Region and label listings:
· · ·
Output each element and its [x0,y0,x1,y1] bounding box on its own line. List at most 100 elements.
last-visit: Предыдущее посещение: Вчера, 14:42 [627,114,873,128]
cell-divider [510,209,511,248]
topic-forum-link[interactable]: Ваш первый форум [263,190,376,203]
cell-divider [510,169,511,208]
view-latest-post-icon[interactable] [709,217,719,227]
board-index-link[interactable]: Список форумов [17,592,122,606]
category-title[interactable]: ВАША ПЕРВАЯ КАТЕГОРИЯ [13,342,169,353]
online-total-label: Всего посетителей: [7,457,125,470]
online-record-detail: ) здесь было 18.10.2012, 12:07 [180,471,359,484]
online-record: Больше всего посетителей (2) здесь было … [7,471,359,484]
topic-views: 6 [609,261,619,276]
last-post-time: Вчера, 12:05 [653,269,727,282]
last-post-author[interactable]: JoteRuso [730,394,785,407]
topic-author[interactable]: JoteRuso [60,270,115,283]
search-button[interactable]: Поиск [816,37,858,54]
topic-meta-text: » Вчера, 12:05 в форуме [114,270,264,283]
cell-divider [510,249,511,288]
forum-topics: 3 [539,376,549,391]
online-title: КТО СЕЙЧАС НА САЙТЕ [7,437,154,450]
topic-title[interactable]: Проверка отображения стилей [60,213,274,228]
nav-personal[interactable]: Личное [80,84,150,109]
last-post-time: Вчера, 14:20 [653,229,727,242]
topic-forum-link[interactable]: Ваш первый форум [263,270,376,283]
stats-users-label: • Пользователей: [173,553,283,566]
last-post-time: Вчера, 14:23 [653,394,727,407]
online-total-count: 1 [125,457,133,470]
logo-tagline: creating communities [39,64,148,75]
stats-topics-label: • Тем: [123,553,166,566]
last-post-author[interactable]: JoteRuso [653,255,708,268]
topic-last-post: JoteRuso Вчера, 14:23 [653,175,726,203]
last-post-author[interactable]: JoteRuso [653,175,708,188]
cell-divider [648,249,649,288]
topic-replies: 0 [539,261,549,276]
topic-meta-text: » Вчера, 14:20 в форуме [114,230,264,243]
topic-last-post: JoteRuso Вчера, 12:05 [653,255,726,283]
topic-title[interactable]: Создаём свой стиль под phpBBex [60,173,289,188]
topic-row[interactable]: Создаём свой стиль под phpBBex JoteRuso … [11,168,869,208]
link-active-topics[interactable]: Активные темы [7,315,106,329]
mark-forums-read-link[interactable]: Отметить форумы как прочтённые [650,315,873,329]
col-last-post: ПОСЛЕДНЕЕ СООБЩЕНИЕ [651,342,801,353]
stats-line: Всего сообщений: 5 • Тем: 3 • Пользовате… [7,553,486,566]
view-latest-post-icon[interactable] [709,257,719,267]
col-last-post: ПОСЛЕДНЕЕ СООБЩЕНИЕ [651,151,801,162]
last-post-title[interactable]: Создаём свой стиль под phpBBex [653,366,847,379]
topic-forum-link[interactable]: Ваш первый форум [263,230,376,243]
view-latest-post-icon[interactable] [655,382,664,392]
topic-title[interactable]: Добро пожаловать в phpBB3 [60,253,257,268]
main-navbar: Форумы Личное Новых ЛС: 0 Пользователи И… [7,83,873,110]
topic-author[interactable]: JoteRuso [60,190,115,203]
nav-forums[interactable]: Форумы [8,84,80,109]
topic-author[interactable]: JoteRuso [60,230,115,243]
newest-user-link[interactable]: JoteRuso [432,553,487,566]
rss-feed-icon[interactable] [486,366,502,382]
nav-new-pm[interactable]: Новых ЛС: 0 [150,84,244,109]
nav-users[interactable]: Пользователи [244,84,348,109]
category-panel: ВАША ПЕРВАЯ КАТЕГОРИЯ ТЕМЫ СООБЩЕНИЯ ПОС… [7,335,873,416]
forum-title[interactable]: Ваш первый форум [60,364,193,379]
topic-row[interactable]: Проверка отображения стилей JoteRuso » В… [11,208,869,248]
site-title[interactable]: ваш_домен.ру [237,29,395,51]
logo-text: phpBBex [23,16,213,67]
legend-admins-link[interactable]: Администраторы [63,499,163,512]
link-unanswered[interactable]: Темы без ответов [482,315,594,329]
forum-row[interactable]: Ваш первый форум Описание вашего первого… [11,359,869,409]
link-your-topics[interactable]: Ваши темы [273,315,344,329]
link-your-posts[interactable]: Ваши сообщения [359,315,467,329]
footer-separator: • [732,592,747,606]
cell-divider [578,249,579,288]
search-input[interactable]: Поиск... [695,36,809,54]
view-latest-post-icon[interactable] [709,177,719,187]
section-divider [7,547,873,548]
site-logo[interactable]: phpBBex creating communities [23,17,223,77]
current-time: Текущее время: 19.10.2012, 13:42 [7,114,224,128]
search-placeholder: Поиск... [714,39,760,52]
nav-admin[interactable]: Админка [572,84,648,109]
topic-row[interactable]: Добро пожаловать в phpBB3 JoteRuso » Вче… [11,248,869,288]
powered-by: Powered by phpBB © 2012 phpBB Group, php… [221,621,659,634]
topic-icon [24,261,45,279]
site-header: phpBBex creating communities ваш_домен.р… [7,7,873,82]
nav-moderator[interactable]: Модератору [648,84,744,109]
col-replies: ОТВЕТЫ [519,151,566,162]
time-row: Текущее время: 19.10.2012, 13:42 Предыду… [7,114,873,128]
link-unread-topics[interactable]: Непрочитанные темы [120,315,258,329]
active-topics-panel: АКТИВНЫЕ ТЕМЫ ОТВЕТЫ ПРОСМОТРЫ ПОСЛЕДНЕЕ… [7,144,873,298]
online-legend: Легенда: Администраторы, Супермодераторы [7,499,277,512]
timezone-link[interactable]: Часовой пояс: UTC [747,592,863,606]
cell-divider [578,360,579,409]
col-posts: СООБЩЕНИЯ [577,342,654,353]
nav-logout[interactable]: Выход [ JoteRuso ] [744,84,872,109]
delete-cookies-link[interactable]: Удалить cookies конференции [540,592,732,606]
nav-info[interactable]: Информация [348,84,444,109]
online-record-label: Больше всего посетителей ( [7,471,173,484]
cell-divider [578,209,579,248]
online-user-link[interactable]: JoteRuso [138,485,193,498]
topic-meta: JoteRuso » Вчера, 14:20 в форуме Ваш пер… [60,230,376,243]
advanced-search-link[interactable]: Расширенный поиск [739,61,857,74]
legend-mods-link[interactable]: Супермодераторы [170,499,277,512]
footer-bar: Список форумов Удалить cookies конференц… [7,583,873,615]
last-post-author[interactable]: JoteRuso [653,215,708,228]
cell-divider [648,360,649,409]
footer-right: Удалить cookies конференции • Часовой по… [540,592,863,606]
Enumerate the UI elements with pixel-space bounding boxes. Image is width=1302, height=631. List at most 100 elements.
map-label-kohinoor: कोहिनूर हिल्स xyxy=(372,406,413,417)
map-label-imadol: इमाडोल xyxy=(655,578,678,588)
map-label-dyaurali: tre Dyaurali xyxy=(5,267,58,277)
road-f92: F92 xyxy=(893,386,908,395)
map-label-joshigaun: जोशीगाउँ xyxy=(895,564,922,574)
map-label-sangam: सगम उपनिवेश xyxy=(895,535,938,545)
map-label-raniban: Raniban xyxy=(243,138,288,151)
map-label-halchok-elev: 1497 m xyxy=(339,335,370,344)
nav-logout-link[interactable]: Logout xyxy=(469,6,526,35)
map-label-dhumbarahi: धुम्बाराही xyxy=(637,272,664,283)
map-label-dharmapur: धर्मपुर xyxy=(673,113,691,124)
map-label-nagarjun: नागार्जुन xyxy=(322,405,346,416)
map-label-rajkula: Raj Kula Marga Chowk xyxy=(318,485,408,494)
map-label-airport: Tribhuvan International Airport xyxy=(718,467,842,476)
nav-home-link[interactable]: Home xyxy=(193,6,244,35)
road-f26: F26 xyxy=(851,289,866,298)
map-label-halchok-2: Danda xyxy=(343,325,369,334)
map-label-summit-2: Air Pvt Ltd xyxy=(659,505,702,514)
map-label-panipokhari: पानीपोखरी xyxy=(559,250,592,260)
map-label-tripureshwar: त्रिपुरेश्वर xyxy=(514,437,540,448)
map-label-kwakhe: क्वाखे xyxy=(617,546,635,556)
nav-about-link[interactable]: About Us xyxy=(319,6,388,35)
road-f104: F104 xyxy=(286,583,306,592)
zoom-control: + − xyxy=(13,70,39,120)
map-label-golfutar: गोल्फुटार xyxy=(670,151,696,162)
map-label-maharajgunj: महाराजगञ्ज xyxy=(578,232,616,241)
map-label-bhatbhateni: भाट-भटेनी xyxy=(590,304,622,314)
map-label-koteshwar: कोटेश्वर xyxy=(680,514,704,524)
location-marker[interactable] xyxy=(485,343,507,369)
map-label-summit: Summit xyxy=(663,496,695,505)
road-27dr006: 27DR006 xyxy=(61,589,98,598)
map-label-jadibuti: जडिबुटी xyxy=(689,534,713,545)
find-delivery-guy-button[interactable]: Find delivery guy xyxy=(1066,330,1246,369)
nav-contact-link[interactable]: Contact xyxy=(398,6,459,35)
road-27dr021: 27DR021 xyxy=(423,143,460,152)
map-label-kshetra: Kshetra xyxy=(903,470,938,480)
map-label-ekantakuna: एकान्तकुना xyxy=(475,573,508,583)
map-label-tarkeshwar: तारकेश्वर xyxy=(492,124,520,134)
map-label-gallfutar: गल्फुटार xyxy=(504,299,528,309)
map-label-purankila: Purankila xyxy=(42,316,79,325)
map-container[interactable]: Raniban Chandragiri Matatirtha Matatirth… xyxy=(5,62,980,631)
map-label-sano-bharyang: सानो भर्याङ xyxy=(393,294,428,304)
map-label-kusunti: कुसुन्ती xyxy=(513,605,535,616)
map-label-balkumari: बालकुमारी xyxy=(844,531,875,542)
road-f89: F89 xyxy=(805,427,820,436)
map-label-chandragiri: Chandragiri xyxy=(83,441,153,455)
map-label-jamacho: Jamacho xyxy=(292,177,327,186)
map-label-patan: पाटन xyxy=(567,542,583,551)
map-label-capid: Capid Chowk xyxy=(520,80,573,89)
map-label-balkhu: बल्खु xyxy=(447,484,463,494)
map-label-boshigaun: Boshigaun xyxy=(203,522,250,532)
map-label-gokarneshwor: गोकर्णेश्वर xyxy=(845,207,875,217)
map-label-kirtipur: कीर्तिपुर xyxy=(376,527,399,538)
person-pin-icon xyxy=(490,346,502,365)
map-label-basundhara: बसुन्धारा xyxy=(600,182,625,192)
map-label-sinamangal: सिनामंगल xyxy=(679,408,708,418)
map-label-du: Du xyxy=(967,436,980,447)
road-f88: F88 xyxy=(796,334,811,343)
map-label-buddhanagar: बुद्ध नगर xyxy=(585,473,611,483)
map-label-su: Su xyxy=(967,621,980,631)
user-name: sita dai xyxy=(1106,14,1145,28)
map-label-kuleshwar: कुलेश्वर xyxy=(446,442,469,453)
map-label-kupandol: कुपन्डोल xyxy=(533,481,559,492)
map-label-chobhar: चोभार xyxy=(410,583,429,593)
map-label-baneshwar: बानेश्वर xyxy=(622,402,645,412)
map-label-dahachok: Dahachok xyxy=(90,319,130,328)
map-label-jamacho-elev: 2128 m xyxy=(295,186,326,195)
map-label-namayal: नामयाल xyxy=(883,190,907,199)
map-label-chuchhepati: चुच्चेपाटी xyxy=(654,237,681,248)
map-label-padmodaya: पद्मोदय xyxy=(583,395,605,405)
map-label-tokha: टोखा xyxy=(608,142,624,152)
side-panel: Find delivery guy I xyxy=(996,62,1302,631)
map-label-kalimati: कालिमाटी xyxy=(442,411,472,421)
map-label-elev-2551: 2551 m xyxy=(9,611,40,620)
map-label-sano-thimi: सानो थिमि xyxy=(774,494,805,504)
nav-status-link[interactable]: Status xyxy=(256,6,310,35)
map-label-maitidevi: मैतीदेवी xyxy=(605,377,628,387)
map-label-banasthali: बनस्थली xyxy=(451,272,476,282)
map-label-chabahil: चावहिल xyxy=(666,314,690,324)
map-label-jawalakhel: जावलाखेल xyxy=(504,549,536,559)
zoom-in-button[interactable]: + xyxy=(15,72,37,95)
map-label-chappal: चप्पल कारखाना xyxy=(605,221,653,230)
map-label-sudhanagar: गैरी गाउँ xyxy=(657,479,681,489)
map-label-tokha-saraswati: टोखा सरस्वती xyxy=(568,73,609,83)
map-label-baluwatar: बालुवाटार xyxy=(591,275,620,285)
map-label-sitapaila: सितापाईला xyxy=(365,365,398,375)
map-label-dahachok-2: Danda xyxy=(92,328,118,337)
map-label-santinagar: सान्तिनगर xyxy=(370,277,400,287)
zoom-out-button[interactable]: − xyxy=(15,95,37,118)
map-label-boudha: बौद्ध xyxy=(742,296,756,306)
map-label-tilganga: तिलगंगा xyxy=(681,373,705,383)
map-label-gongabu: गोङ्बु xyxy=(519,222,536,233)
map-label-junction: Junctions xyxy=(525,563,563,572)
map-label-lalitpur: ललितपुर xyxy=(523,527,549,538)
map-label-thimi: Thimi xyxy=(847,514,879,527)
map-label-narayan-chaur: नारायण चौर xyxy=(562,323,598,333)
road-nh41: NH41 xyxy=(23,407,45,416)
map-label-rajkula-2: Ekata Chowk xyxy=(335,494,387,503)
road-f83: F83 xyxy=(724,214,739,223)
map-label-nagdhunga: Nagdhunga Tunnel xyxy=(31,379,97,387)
· · ·
#### [Stated exercise]
From the items above, pull out every line that contains the string "sano" and copy each one in full.

#### [Solution to the exercise]
map-label-sano-bharyang: सानो भर्याङ xyxy=(393,294,428,304)
map-label-sano-thimi: सानो थिमि xyxy=(774,494,805,504)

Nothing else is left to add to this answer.